* **Directive**: Each record below is to be reproduced without any change.

[start of Data in this exercise]

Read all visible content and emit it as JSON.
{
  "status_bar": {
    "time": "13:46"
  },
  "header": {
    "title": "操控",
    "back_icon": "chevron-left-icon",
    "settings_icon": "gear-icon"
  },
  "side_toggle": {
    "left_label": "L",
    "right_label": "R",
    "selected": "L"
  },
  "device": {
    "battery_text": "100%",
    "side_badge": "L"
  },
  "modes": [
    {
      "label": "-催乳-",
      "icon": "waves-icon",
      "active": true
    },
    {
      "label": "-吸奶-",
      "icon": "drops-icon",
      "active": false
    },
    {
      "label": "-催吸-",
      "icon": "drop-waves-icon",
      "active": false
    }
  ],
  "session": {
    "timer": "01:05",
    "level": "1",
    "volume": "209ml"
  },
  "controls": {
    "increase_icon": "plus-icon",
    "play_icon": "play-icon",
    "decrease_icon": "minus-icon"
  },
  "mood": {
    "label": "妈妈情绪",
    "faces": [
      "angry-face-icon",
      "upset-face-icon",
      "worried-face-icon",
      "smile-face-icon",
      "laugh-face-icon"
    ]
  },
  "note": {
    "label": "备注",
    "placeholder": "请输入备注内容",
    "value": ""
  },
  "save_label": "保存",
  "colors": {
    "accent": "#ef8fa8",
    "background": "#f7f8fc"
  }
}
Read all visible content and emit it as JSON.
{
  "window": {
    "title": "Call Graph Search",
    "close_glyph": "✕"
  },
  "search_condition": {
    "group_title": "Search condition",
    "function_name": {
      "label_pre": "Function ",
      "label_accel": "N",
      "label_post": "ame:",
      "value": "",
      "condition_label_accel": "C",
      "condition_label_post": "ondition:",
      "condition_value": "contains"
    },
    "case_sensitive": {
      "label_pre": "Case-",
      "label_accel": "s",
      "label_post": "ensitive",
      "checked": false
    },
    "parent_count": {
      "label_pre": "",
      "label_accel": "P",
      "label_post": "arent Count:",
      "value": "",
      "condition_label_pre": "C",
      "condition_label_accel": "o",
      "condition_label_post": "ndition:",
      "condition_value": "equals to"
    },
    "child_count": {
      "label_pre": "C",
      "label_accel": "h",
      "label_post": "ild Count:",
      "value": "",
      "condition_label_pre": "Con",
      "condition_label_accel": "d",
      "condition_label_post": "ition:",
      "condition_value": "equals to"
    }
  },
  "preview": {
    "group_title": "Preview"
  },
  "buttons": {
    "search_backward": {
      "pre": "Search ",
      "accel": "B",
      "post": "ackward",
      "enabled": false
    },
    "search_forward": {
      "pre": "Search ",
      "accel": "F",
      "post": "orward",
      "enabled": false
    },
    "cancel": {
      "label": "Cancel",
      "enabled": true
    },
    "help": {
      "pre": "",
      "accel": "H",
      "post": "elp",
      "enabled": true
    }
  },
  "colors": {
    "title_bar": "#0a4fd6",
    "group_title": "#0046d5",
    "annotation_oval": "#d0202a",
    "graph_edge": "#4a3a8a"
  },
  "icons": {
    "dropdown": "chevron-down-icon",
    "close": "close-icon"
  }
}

[end of Data in this exercise]

* **Response**:
Read all visible content and emit it as JSON.
{
  "status_bar": {
    "time": "13:46"
  },
  "header": {
    "title": "操控",
    "back_icon": "chevron-left-icon",
    "settings_icon": "gear-icon"
  },
  "side_toggle": {
    "left_label": "L",
    "right_label": "R",
    "selected": "L"
  },
  "device": {
    "battery_text": "100%",
    "side_badge": "L"
  },
  "modes": [
    {
      "label": "-催乳-",
      "icon": "waves-icon",
      "active": true
    },
    {
      "label": "-吸奶-",
      "icon": "drops-icon",
      "active": false
    },
    {
      "label": "-催吸-",
      "icon": "drop-waves-icon",
      "active": false
    }
  ],
  "session": {
    "timer": "01:05",
    "level": "1",
    "volume": "209ml"
  },
  "controls": {
    "increase_icon": "plus-icon",
    "play_icon": "play-icon",
    "decrease_icon": "minus-icon"
  },
  "mood": {
    "label": "妈妈情绪",
    "faces": [
      "angry-face-icon",
      "upset-face-icon",
      "worried-face-icon",
      "smile-face-icon",
      "laugh-face-icon"
    ]
  },
  "note": {
    "label": "备注",
    "placeholder": "请输入备注内容",
    "value": ""
  },
  "save_label": "保存",
  "colors": {
    "accent": "#ef8fa8",
    "background": "#f7f8fc"
  }
}
Read all visible content and emit it as JSON.
{
  "window": {
    "title": "Call Graph Search",
    "close_glyph": "✕"
  },
  "search_condition": {
    "group_title": "Search condition",
    "function_name": {
      "label_pre": "Function ",
      "label_accel": "N",
      "label_post": "ame:",
      "value": "",
      "condition_label_accel": "C",
      "condition_label_post": "ondition:",
      "condition_value": "contains"
    },
    "case_sensitive": {
      "label_pre": "Case-",
      "label_accel": "s",
      "label_post": "ensitive",
      "checked": false
    },
    "parent_count": {
      "label_pre": "",
      "label_accel": "P",
      "label_post": "arent Count:",
      "value": "",
      "condition_label_pre": "C",
      "condition_label_accel": "o",
      "condition_label_post": "ndition:",
      "condition_value": "equals to"
    },
    "child_count": {
      "label_pre": "C",
      "label_accel": "h",
      "label_post": "ild Count:",
      "value": "",
      "condition_label_pre": "Con",
      "condition_label_accel": "d",
      "condition_label_post": "ition:",
      "condition_value": "equals to"
    }
  },
  "preview": {
    "group_title": "Preview"
  },
  "buttons": {
    "search_backward": {
      "pre": "Search ",
      "accel": "B",
      "post": "ackward",
      "enabled": false
    },
    "search_forward": {
      "pre": "Search ",
      "accel": "F",
      "post": "orward",
      "enabled": false
    },
    "cancel": {
      "label": "Cancel",
      "enabled": true
    },
    "help": {
      "pre": "",
      "accel": "H",
      "post": "elp",
      "enabled": true
    }
  },
  "colors": {
    "title_bar": "#0a4fd6",
    "group_title": "#0046d5",
    "annotation_oval": "#d0202a",
    "graph_edge": "#4a3a8a"
  },
  "icons": {
    "dropdown": "chevron-down-icon",
    "close": "close-icon"
  }
}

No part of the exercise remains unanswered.